> ASSIGNED TASK
From the records below, extract all the text exactly and leave the images behind.

> MATERIAL SUPPLIED
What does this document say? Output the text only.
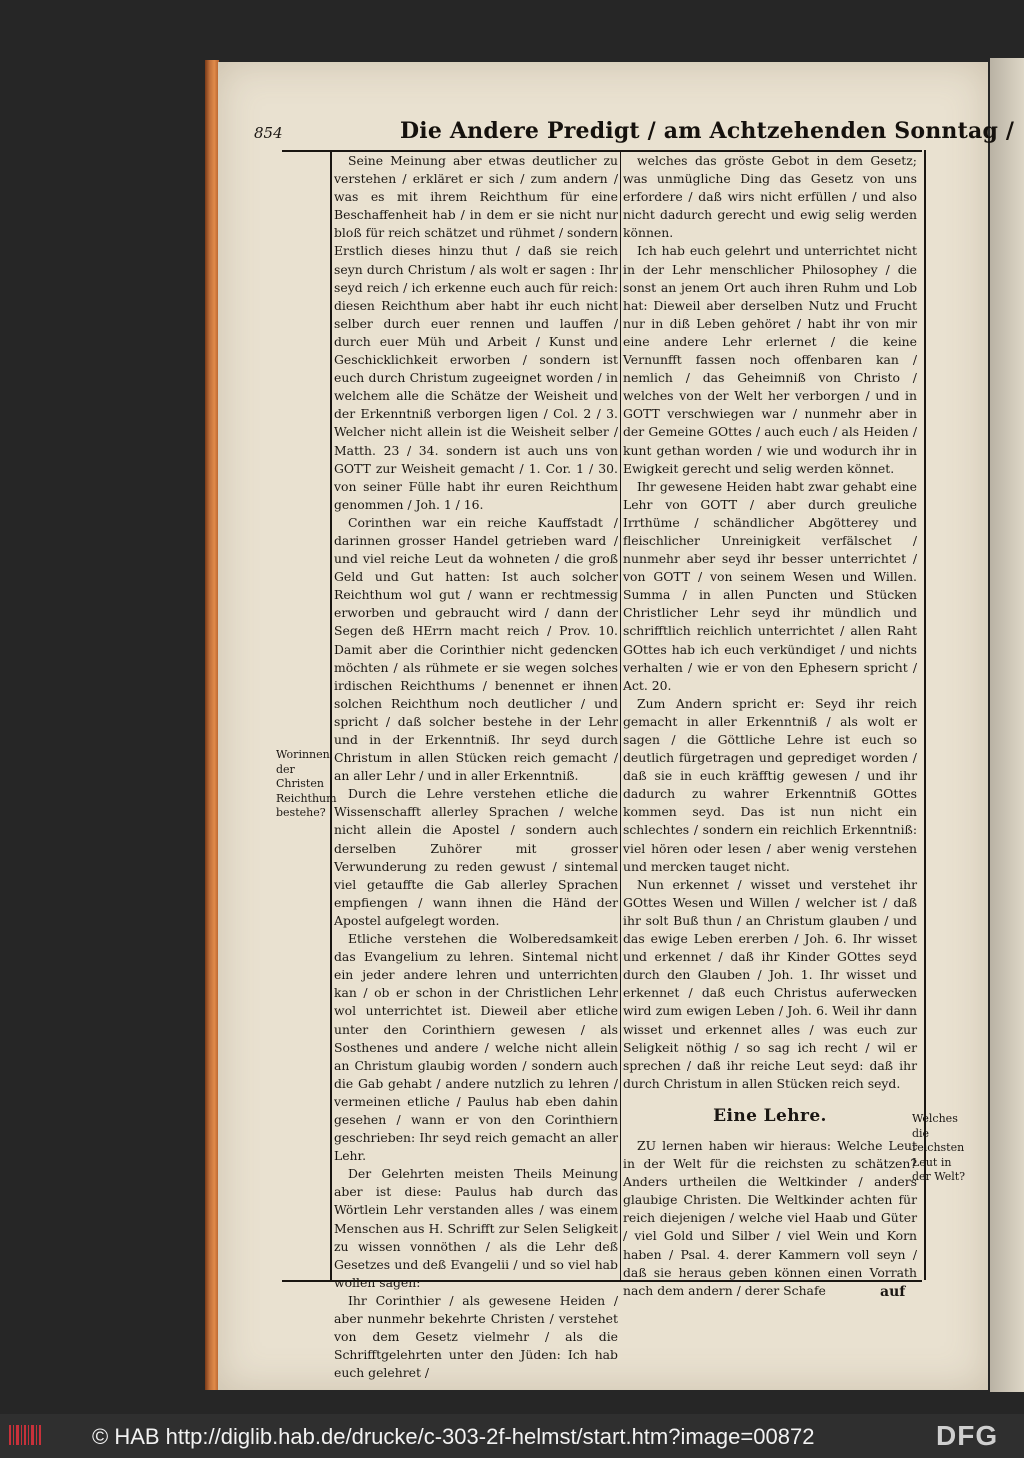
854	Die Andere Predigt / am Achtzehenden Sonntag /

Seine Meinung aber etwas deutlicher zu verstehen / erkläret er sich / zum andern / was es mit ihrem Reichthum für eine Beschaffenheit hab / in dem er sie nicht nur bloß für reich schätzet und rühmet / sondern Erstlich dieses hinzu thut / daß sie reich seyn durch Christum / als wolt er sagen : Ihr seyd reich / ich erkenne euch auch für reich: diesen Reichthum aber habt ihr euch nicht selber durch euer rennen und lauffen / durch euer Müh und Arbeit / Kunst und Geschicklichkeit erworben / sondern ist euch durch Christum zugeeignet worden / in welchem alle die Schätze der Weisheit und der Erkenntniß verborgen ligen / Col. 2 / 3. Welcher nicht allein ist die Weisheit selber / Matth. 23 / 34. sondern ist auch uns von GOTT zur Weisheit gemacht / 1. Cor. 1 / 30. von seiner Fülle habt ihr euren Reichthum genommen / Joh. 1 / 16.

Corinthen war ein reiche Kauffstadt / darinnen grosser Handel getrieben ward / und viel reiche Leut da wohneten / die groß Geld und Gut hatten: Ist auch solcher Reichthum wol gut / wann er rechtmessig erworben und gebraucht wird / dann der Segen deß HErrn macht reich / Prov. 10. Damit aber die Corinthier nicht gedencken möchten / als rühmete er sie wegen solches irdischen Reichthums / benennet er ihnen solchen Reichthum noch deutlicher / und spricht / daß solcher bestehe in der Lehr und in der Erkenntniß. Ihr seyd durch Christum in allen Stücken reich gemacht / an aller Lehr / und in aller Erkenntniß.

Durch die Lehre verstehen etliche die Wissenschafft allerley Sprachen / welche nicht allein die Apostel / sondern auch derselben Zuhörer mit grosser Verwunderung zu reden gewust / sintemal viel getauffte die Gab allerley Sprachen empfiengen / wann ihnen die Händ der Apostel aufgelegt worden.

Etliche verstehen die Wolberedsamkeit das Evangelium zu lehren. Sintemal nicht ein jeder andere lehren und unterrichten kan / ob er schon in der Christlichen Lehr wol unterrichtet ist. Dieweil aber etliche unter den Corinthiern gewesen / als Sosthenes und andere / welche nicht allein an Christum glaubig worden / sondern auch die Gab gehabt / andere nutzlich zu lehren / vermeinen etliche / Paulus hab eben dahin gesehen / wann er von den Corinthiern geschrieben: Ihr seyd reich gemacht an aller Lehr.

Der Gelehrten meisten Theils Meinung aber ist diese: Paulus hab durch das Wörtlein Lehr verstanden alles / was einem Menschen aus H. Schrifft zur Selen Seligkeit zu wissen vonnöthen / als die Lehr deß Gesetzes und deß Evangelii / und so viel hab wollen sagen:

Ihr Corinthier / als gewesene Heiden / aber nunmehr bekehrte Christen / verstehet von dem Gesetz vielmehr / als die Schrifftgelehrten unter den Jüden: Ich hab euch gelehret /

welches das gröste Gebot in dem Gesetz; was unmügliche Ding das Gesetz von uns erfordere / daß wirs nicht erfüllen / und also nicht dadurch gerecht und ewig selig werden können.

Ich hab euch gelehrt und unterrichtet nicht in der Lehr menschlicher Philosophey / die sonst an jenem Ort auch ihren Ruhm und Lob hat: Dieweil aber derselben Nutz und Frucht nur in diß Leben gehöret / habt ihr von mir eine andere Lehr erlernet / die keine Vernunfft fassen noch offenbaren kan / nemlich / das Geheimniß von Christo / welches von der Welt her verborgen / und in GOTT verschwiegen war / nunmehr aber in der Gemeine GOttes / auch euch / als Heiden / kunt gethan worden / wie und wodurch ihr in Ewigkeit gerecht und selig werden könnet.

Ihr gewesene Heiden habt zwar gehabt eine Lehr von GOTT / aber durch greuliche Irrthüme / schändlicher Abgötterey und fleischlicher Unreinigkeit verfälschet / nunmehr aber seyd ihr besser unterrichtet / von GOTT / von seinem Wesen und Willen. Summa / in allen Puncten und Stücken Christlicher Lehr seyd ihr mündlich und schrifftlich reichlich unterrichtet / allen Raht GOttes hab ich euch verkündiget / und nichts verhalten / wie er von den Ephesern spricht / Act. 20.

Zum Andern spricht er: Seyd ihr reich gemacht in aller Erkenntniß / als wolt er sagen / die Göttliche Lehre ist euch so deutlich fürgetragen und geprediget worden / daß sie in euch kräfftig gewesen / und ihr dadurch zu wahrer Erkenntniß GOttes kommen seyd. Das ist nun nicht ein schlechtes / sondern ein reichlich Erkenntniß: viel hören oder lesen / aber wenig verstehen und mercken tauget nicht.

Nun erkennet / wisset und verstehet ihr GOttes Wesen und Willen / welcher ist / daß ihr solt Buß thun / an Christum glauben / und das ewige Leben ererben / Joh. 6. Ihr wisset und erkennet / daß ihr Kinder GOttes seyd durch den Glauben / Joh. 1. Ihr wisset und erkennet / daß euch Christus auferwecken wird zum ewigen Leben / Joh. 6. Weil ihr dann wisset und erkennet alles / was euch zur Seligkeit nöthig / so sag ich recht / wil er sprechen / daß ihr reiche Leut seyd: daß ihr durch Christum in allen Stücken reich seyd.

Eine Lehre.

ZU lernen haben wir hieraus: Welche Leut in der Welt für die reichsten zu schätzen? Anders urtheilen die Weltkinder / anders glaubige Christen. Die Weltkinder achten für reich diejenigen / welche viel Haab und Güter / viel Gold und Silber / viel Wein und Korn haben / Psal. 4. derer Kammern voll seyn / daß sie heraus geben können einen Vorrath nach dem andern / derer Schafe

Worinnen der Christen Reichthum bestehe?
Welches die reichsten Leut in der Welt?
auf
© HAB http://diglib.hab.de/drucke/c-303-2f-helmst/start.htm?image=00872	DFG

> SOLUTION TO THIS PROBLEM
What does this document say? Output the text only.
854	Die Andere Predigt / am Achtzehenden Sonntag /

Seine Meinung aber etwas deutlicher zu verstehen / erkläret er sich / zum andern / was es mit ihrem Reichthum für eine Beschaffenheit hab / in dem er sie nicht nur bloß für reich schätzet und rühmet / sondern Erstlich dieses hinzu thut / daß sie reich seyn durch Christum / als wolt er sagen : Ihr seyd reich / ich erkenne euch auch für reich: diesen Reichthum aber habt ihr euch nicht selber durch euer rennen und lauffen / durch euer Müh und Arbeit / Kunst und Geschicklichkeit erworben / sondern ist euch durch Christum zugeeignet worden / in welchem alle die Schätze der Weisheit und der Erkenntniß verborgen ligen / Col. 2 / 3. Welcher nicht allein ist die Weisheit selber / Matth. 23 / 34. sondern ist auch uns von GOTT zur Weisheit gemacht / 1. Cor. 1 / 30. von seiner Fülle habt ihr euren Reichthum genommen / Joh. 1 / 16.

Corinthen war ein reiche Kauffstadt / darinnen grosser Handel getrieben ward / und viel reiche Leut da wohneten / die groß Geld und Gut hatten: Ist auch solcher Reichthum wol gut / wann er rechtmessig erworben und gebraucht wird / dann der Segen deß HErrn macht reich / Prov. 10. Damit aber die Corinthier nicht gedencken möchten / als rühmete er sie wegen solches irdischen Reichthums / benennet er ihnen solchen Reichthum noch deutlicher / und spricht / daß solcher bestehe in der Lehr und in der Erkenntniß. Ihr seyd durch Christum in allen Stücken reich gemacht / an aller Lehr / und in aller Erkenntniß.

Durch die Lehre verstehen etliche die Wissenschafft allerley Sprachen / welche nicht allein die Apostel / sondern auch derselben Zuhörer mit grosser Verwunderung zu reden gewust / sintemal viel getauffte die Gab allerley Sprachen empfiengen / wann ihnen die Händ der Apostel aufgelegt worden.

Etliche verstehen die Wolberedsamkeit das Evangelium zu lehren. Sintemal nicht ein jeder andere lehren und unterrichten kan / ob er schon in der Christlichen Lehr wol unterrichtet ist. Dieweil aber etliche unter den Corinthiern gewesen / als Sosthenes und andere / welche nicht allein an Christum glaubig worden / sondern auch die Gab gehabt / andere nutzlich zu lehren / vermeinen etliche / Paulus hab eben dahin gesehen / wann er von den Corinthiern geschrieben: Ihr seyd reich gemacht an aller Lehr.

Der Gelehrten meisten Theils Meinung aber ist diese: Paulus hab durch das Wörtlein Lehr verstanden alles / was einem Menschen aus H. Schrifft zur Selen Seligkeit zu wissen vonnöthen / als die Lehr deß Gesetzes und deß Evangelii / und so viel hab wollen sagen:

Ihr Corinthier / als gewesene Heiden / aber nunmehr bekehrte Christen / verstehet von dem Gesetz vielmehr / als die Schrifftgelehrten unter den Jüden: Ich hab euch gelehret /

welches das gröste Gebot in dem Gesetz; was unmügliche Ding das Gesetz von uns erfordere / daß wirs nicht erfüllen / und also nicht dadurch gerecht und ewig selig werden können.

Ich hab euch gelehrt und unterrichtet nicht in der Lehr menschlicher Philosophey / die sonst an jenem Ort auch ihren Ruhm und Lob hat: Dieweil aber derselben Nutz und Frucht nur in diß Leben gehöret / habt ihr von mir eine andere Lehr erlernet / die keine Vernunfft fassen noch offenbaren kan / nemlich / das Geheimniß von Christo / welches von der Welt her verborgen / und in GOTT verschwiegen war / nunmehr aber in der Gemeine GOttes / auch euch / als Heiden / kunt gethan worden / wie und wodurch ihr in Ewigkeit gerecht und selig werden könnet.

Ihr gewesene Heiden habt zwar gehabt eine Lehr von GOTT / aber durch greuliche Irrthüme / schändlicher Abgötterey und fleischlicher Unreinigkeit verfälschet / nunmehr aber seyd ihr besser unterrichtet / von GOTT / von seinem Wesen und Willen. Summa / in allen Puncten und Stücken Christlicher Lehr seyd ihr mündlich und schrifftlich reichlich unterrichtet / allen Raht GOttes hab ich euch verkündiget / und nichts verhalten / wie er von den Ephesern spricht / Act. 20.

Zum Andern spricht er: Seyd ihr reich gemacht in aller Erkenntniß / als wolt er sagen / die Göttliche Lehre ist euch so deutlich fürgetragen und geprediget worden / daß sie in euch kräfftig gewesen / und ihr dadurch zu wahrer Erkenntniß GOttes kommen seyd. Das ist nun nicht ein schlechtes / sondern ein reichlich Erkenntniß: viel hören oder lesen / aber wenig verstehen und mercken tauget nicht.

Nun erkennet / wisset und verstehet ihr GOttes Wesen und Willen / welcher ist / daß ihr solt Buß thun / an Christum glauben / und das ewige Leben ererben / Joh. 6. Ihr wisset und erkennet / daß ihr Kinder GOttes seyd durch den Glauben / Joh. 1. Ihr wisset und erkennet / daß euch Christus auferwecken wird zum ewigen Leben / Joh. 6. Weil ihr dann wisset und erkennet alles / was euch zur Seligkeit nöthig / so sag ich recht / wil er sprechen / daß ihr reiche Leut seyd: daß ihr durch Christum in allen Stücken reich seyd.

Eine Lehre.

ZU lernen haben wir hieraus: Welche Leut in der Welt für die reichsten zu schätzen? Anders urtheilen die Weltkinder / anders glaubige Christen. Die Weltkinder achten für reich diejenigen / welche viel Haab und Güter / viel Gold und Silber / viel Wein und Korn haben / Psal. 4. derer Kammern voll seyn / daß sie heraus geben können einen Vorrath nach dem andern / derer Schafe

Worinnen der Christen Reichthum bestehe?
Welches die reichsten Leut in der Welt?
auf
© HAB http://diglib.hab.de/drucke/c-303-2f-helmst/start.htm?image=00872	DFG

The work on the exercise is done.